▶ _What is required_
Copy the rows verbatim, starting with the line that contains "sunshine-normal-dot xyxy=(546,376,558,389)" and going on through the line that contains "sunshine-normal-dot xyxy=(410,266,422,279)".

▶ _Dataset_
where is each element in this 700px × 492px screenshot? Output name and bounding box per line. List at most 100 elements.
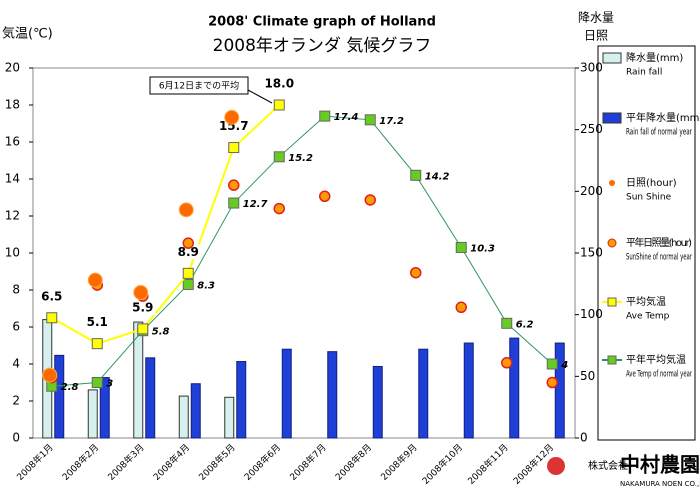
sunshine-normal-dot xyxy=(546,376,558,389)
x-tick-label: 2008年8月 xyxy=(333,441,374,482)
y-tick-label: 0 xyxy=(12,431,20,445)
legend-sublabel: Rain fall xyxy=(626,68,662,78)
bar xyxy=(87,389,98,439)
x-tick-label: 2008年2月 xyxy=(60,441,101,482)
data-label-box xyxy=(38,288,65,304)
sunshine-normal-dot xyxy=(410,266,422,279)
bar xyxy=(554,342,565,439)
temp-marker xyxy=(46,312,58,324)
y-tick-label: 6 xyxy=(12,320,20,334)
temp-marker xyxy=(364,114,376,126)
y-tick-label: 20 xyxy=(5,61,20,75)
data-label-box xyxy=(84,314,111,330)
data-label: 6.2 xyxy=(516,319,534,330)
temp-marker xyxy=(182,267,194,279)
y2-axis-label: 降水量 xyxy=(578,11,614,25)
bar xyxy=(281,348,292,439)
bar xyxy=(178,395,189,439)
temp-marker xyxy=(273,151,285,163)
y2-tick-label: 100 xyxy=(580,307,603,321)
legend-swatch xyxy=(607,297,617,307)
sunshine-normal-dot xyxy=(501,357,513,369)
bar xyxy=(145,357,156,439)
bar xyxy=(190,383,201,439)
bar xyxy=(372,365,383,439)
sunshine-normal-dot xyxy=(319,190,331,203)
sunshine-dot xyxy=(178,202,194,218)
legend-label: 平年降水量(mm) xyxy=(626,111,700,124)
data-label-box xyxy=(175,244,202,260)
y-tick-label: 18 xyxy=(5,98,20,112)
temp-marker xyxy=(228,197,240,209)
temp-marker xyxy=(501,317,513,329)
bar xyxy=(463,342,474,439)
temp-line xyxy=(51,115,553,387)
bar xyxy=(418,348,429,439)
temp-marker xyxy=(182,278,194,290)
x-tick-label: 2008年7月 xyxy=(287,441,328,482)
bar xyxy=(509,337,520,439)
y-tick-label: 16 xyxy=(5,135,20,149)
bar xyxy=(54,354,65,439)
x-tick-label: 2008年5月 xyxy=(196,441,237,482)
temp-line xyxy=(51,104,280,345)
temp-marker xyxy=(91,338,103,350)
temp-marker xyxy=(410,169,422,181)
data-label: 15.7 xyxy=(219,119,249,133)
temp-marker xyxy=(273,99,285,111)
data-label: 17.2 xyxy=(379,116,404,127)
y2-tick-label: 50 xyxy=(580,369,595,383)
data-label: 10.3 xyxy=(470,243,495,254)
data-label: 6.5 xyxy=(41,289,62,303)
temp-marker xyxy=(455,241,467,253)
sunshine-dot xyxy=(224,109,240,125)
legend-sublabel: Ave Temp of normal year xyxy=(626,370,692,380)
sunshine-dot xyxy=(42,367,58,383)
x-tick-label: 2008年4月 xyxy=(151,441,192,482)
data-label: 8.9 xyxy=(178,245,199,259)
x-tick-label: 2008年10月 xyxy=(420,441,466,487)
x-tick-label: 2008年11月 xyxy=(465,441,511,487)
annotation-box xyxy=(149,76,249,95)
y2-tick-label: 0 xyxy=(580,431,588,445)
data-label-box xyxy=(266,76,293,91)
y-tick-label: 4 xyxy=(12,357,20,371)
legend-swatch xyxy=(602,52,622,64)
y2-tick-label: 150 xyxy=(580,246,603,260)
sunshine-normal-dot xyxy=(182,237,194,249)
bar xyxy=(99,377,110,439)
x-tick-label: 2008年6月 xyxy=(242,441,283,482)
temp-marker xyxy=(546,358,558,370)
data-label: 3 xyxy=(106,379,113,390)
logo-icon xyxy=(547,457,565,475)
bar xyxy=(327,351,338,439)
legend-label: 平年日照量(hour) xyxy=(626,236,692,249)
sunshine-dot xyxy=(133,284,149,300)
y-axis-label: 気温(℃) xyxy=(2,26,53,42)
legend-sublabel: Ave Temp xyxy=(626,312,670,322)
data-label: 18.0 xyxy=(264,77,294,91)
annotation-line xyxy=(247,89,273,104)
legend-swatch xyxy=(607,238,617,248)
x-tick-label: 2008年1月 xyxy=(14,441,55,482)
y-tick-label: 14 xyxy=(5,172,20,186)
legend-swatch xyxy=(609,180,615,186)
legend-sublabel: Rain fall of normal year xyxy=(626,128,692,138)
legend-label: 平均気温 xyxy=(626,295,666,308)
y2-tick-label: 250 xyxy=(580,122,603,136)
sunshine-dot xyxy=(87,272,103,288)
legend-label: 降水量(mm) xyxy=(626,51,683,64)
chart-subtitle: 2008年オランダ 気候グラフ xyxy=(213,36,432,56)
data-label: 8.3 xyxy=(197,280,215,291)
x-tick-label: 2008年3月 xyxy=(105,441,146,482)
annotation: 6月12日までの平均 xyxy=(159,80,239,92)
sunshine-normal-dot xyxy=(273,202,285,215)
data-label: 4 xyxy=(560,360,568,371)
chart-title: 2008' Climate graph of Holland xyxy=(208,15,436,30)
temp-marker xyxy=(91,377,103,388)
y-tick-label: 8 xyxy=(12,283,20,297)
data-label: 2.8 xyxy=(61,382,79,393)
legend-sublabel: SunShine of normal year xyxy=(626,253,692,263)
logo-text: 中村農園 xyxy=(620,453,700,477)
data-label: 5.9 xyxy=(132,300,153,314)
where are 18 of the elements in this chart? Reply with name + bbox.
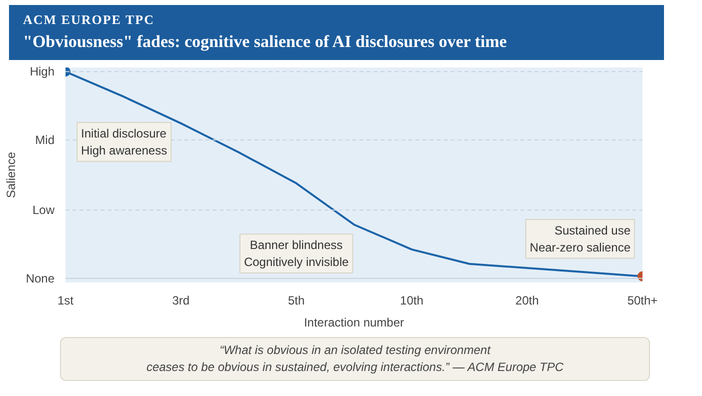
x-tick-label: 3rd — [172, 294, 190, 308]
x-tick-label: 50th+ — [627, 294, 658, 308]
annotation: Initial disclosure High awareness — [81, 126, 168, 158]
ref-line-label: Mid — [35, 132, 55, 147]
text: “What is obvious in an isolated testing environment ceases to be obvious in sustained, evolving interactions.” — ACM Europe TPC — [60, 337, 650, 382]
chart-title: ACM EUROPE TPC — [23, 11, 156, 29]
x-tick-label: 10th — [400, 294, 424, 308]
x-tick-label: 1st — [57, 294, 74, 308]
ref-line-label: High — [30, 64, 55, 79]
annotation: Banner blindness Cognitively invisible — [244, 238, 349, 269]
x-axis-title: Interaction number — [304, 316, 404, 330]
x-tick-label: 5th — [288, 294, 305, 308]
annotation: Sustained use Near-zero salience — [530, 224, 631, 254]
x-tick-label: 20th — [515, 294, 539, 308]
ref-line-label: Low — [32, 203, 55, 218]
y-axis-title: Salience — [4, 152, 18, 198]
ref-line-label: None — [26, 271, 55, 286]
chart-subtitle: "Obviousness" fades: cognitive salience of AI disclosures over time — [23, 30, 508, 53]
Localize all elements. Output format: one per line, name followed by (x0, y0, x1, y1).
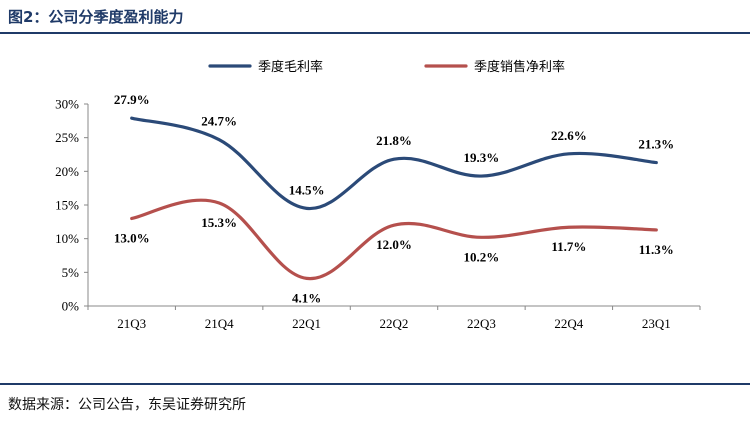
data-label: 15.3% (201, 215, 237, 230)
data-label: 22.6% (551, 128, 587, 143)
data-label: 12.0% (376, 237, 412, 252)
data-label: 11.7% (551, 239, 586, 254)
y-tick-label: 5% (62, 265, 80, 280)
data-label: 13.0% (114, 230, 150, 245)
data-label: 14.5% (289, 182, 325, 197)
y-tick-label: 0% (62, 299, 80, 314)
legend-label: 季度销售净利率 (474, 59, 565, 75)
data-label: 4.1% (292, 290, 321, 305)
top-divider (0, 32, 750, 34)
x-tick-label: 22Q3 (467, 316, 496, 331)
x-tick-label: 21Q3 (117, 316, 146, 331)
bottom-divider (0, 383, 750, 385)
y-tick-label: 30% (55, 97, 79, 112)
data-label: 21.8% (376, 133, 412, 148)
y-tick-label: 10% (55, 231, 79, 246)
data-label: 11.3% (639, 242, 674, 257)
gross-margin-line (130, 116, 658, 210)
chart-legend: 季度毛利率 季度销售净利率 (208, 59, 565, 75)
net-margin-line (130, 198, 658, 281)
x-tick-label: 23Q1 (642, 316, 671, 331)
legend-label: 季度毛利率 (258, 59, 323, 75)
data-label: 10.2% (464, 249, 500, 264)
source-note: 数据来源：公司公告，东吴证券研究所 (8, 397, 246, 413)
data-label: 27.9% (114, 92, 150, 107)
data-label: 21.3% (638, 137, 674, 152)
data-label: 19.3% (464, 150, 500, 165)
data-label: 24.7% (201, 114, 237, 129)
line-chart: 0% 5% 10% 15% 20% 25% 30% 21Q3 21Q4 22Q1 22Q2 22Q3 2… (55, 59, 701, 331)
chart-data-labels: 27.9% 24.7% 14.5% 21.8% 19.3% 22.6% 21.3% 13.0%… (114, 92, 674, 305)
x-tick-label: 22Q2 (380, 316, 409, 331)
x-tick-label: 22Q1 (292, 316, 321, 331)
x-tick-label: 21Q4 (205, 316, 234, 331)
y-tick-label: 20% (55, 164, 79, 179)
figure-title: 图2：公司分季度盈利能力 (8, 8, 184, 26)
x-tick-label: 22Q4 (554, 316, 583, 331)
y-tick-label: 15% (55, 198, 79, 213)
y-tick-label: 25% (55, 130, 79, 145)
chart-axes: 0% 5% 10% 15% 20% 25% 30% 21Q3 21Q4 22Q1 22Q2 22Q3 2… (55, 97, 701, 331)
chart-series (130, 116, 658, 281)
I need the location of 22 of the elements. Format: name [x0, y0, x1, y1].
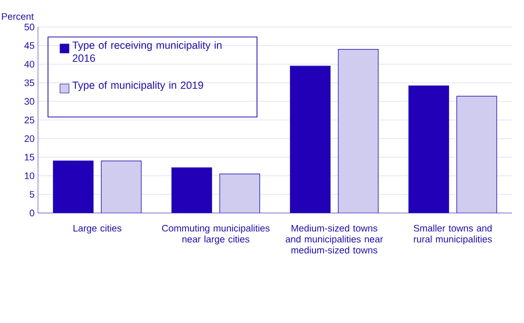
x-tick-label: Smaller towns and rural municipalities — [414, 224, 492, 244]
y-tick-label: 5 — [30, 191, 34, 198]
y-tick-label: 40 — [24, 60, 34, 68]
y-tick-label: 35 — [24, 79, 34, 86]
bar — [408, 85, 450, 213]
y-tick-label: 25 — [24, 116, 34, 124]
x-tick-label: Medium-sized towns and municipalities near medium-sized towns — [286, 224, 383, 254]
y-tick-label: 0 — [30, 210, 34, 216]
legend-label: Type of municipality in 2019 — [72, 81, 204, 91]
y-tick-label: 30 — [24, 98, 34, 105]
bar — [290, 66, 330, 213]
y-tick-label: 15 — [24, 154, 34, 161]
y-tick-label: 10 — [24, 172, 34, 180]
legend-label: Type of receiving municipality in 2016 — [72, 41, 222, 62]
y-tick-label: 20 — [24, 135, 34, 142]
x-tick-label: Large cities — [74, 224, 122, 234]
y-axis-title: Percent — [2, 13, 34, 20]
y-tick-label: 45 — [24, 42, 34, 49]
y-tick-label: 50 — [24, 24, 34, 30]
bar — [172, 168, 212, 213]
x-tick-label: Commuting municipalities near large cities — [162, 224, 270, 244]
bar — [53, 160, 94, 213]
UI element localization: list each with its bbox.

▶ _Worked answer_
sunshine-normal-dot xyxy=(546,376,558,389)
x-tick-label: 2008年8月 xyxy=(333,441,374,482)
y-tick-label: 0 xyxy=(12,431,20,445)
legend-sublabel: Rain fall xyxy=(626,68,662,78)
bar xyxy=(87,389,98,439)
x-tick-label: 2008年2月 xyxy=(60,441,101,482)
data-label-box xyxy=(38,288,65,304)
sunshine-normal-dot xyxy=(410,266,422,279)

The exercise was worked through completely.